■ BRIEF
Can you rewrite the records, from the first line through the line containing "- signal-block: [75, 1816, 99, 1860]", as a Markdown table with the columns "Row" and "Line", leaving out blank lines?

■ THE INPUT
● ● ●

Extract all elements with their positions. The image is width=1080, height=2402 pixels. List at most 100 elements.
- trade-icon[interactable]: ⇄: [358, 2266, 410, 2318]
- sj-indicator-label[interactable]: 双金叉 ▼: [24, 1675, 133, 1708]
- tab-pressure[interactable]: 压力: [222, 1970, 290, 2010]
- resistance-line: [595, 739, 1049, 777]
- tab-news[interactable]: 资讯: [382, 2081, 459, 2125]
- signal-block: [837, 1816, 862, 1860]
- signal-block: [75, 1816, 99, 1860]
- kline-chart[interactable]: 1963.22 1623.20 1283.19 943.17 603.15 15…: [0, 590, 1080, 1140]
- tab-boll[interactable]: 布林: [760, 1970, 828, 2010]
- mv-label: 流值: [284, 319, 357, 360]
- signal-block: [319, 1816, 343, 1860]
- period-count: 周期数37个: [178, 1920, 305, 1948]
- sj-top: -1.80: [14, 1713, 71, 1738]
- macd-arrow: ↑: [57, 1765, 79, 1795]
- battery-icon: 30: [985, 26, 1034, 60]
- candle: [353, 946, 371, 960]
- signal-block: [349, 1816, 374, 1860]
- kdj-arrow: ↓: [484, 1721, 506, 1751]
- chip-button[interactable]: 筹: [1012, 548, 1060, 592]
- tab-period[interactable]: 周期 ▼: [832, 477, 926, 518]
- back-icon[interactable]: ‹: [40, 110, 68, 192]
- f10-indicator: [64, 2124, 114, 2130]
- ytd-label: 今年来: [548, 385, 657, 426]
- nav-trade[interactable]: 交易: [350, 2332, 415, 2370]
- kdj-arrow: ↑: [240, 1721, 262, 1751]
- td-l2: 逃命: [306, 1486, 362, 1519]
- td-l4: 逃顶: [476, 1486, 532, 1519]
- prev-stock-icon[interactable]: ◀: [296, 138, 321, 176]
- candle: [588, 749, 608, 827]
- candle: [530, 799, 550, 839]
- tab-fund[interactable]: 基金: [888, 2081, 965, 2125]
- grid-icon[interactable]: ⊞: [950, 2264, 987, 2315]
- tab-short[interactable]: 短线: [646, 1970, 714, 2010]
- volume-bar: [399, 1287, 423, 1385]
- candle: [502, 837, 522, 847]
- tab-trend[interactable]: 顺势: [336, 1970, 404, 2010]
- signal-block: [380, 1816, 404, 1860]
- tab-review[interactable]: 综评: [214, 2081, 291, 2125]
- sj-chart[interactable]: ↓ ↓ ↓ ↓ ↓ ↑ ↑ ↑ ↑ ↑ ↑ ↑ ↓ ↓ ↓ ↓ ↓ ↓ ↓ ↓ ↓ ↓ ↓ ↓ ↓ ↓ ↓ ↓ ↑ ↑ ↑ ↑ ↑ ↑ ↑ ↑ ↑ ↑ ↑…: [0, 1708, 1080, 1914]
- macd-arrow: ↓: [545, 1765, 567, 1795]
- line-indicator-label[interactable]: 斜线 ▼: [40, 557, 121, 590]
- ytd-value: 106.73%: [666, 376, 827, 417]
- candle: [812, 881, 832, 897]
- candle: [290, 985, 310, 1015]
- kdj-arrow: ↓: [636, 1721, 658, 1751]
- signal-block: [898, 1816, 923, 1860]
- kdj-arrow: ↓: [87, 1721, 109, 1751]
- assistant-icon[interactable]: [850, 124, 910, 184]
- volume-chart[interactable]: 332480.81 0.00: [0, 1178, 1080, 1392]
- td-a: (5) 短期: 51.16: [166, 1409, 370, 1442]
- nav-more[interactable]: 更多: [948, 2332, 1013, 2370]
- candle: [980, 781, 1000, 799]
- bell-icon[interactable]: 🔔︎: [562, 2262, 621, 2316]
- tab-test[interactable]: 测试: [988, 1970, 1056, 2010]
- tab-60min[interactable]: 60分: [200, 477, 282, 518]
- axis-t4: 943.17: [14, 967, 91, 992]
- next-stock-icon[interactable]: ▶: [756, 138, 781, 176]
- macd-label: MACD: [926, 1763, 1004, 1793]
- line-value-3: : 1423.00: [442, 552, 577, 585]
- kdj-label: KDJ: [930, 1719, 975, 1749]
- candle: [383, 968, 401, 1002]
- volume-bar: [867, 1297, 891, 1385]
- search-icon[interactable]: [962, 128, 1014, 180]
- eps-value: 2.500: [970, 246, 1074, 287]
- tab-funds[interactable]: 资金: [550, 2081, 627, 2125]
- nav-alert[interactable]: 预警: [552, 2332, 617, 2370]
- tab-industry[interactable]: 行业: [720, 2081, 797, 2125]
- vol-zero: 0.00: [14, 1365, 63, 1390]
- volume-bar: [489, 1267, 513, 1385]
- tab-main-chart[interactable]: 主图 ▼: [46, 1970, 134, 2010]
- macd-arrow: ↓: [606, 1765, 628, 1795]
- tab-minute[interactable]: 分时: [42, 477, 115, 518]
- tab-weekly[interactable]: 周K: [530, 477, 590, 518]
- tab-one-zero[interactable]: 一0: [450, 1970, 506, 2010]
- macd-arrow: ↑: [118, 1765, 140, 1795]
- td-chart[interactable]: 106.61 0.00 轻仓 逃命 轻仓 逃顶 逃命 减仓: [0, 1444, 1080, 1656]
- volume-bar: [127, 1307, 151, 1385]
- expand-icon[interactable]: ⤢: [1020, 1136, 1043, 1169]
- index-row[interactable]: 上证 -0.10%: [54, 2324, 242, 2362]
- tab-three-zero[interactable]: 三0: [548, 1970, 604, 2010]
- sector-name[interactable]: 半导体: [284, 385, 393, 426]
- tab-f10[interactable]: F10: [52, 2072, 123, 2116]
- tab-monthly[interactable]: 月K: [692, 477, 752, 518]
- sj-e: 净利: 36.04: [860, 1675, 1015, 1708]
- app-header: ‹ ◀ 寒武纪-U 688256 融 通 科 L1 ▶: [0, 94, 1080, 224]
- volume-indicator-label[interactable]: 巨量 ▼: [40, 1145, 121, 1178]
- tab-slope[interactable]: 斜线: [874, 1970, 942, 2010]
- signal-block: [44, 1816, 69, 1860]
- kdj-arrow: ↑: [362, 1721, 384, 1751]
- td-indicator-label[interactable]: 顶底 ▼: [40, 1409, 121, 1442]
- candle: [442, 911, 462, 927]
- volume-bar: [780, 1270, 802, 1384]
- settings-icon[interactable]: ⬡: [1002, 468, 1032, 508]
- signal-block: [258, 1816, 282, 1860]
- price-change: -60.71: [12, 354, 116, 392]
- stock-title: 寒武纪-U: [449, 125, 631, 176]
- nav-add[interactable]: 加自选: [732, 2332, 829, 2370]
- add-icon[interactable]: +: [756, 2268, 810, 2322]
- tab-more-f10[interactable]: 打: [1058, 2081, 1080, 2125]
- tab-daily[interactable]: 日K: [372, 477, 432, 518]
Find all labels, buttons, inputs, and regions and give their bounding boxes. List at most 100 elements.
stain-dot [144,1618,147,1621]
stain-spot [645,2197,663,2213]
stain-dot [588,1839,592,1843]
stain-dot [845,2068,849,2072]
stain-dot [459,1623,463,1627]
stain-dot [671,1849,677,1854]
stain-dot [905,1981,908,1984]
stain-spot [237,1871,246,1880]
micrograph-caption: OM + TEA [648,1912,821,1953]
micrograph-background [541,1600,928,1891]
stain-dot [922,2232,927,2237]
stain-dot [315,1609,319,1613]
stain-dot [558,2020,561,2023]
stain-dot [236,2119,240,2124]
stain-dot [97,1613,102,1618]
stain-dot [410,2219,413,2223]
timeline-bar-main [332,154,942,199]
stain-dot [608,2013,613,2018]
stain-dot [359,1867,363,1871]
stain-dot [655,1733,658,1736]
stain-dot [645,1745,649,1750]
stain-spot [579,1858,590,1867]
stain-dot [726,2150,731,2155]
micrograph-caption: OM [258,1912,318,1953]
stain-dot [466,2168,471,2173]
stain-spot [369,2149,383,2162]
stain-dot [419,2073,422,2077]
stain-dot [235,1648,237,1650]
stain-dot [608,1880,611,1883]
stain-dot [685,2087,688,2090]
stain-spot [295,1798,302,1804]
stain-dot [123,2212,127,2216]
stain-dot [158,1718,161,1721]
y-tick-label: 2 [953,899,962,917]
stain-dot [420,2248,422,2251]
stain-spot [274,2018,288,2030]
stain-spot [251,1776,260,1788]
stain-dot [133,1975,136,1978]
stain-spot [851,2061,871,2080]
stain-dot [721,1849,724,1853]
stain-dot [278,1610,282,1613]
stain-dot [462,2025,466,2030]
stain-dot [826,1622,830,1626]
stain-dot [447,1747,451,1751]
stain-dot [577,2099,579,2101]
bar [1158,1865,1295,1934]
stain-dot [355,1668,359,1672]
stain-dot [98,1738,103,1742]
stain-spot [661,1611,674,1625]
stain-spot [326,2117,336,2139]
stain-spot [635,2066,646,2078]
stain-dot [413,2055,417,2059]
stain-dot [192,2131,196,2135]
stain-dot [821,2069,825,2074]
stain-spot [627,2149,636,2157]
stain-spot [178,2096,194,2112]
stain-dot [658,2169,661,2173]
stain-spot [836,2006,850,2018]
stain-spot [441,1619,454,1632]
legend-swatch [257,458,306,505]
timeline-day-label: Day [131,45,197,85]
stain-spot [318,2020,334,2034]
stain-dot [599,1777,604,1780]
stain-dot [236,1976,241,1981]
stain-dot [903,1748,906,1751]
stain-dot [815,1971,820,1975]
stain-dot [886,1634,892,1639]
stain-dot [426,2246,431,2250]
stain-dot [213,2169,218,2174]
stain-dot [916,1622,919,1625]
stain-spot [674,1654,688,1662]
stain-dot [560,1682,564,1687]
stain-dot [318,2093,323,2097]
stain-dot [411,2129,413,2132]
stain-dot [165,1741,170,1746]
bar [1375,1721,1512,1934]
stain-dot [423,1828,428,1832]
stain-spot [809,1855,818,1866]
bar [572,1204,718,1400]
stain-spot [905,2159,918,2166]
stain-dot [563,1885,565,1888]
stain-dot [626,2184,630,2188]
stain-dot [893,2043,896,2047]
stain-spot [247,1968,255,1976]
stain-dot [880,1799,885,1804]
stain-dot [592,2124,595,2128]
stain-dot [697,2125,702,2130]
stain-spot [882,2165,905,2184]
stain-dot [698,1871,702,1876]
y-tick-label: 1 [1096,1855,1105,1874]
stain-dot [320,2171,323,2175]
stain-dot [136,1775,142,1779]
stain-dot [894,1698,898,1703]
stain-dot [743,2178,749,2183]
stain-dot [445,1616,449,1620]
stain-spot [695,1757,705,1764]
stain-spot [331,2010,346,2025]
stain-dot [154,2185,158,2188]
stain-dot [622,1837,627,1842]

● ● ●

■ COMPLETED TASK
| Row | Line |
|---|---|
| 1 | Extract all elements with their positions. The image is width=1080, height=2402 pixels. List at most 100 elements. |
| 2 | - trade-icon[interactable]: ⇄: [358, 2266, 410, 2318] |
| 3 | - sj-indicator-label[interactable]: 双金叉 ▼: [24, 1675, 133, 1708] |
| 4 | - tab-pressure[interactable]: 压力: [222, 1970, 290, 2010] |
| 5 | - resistance-line: [595, 739, 1049, 777] |
| 6 | - tab-news[interactable]: 资讯: [382, 2081, 459, 2125] |
| 7 | - signal-block: [837, 1816, 862, 1860] |
| 8 | - signal-block: [75, 1816, 99, 1860] |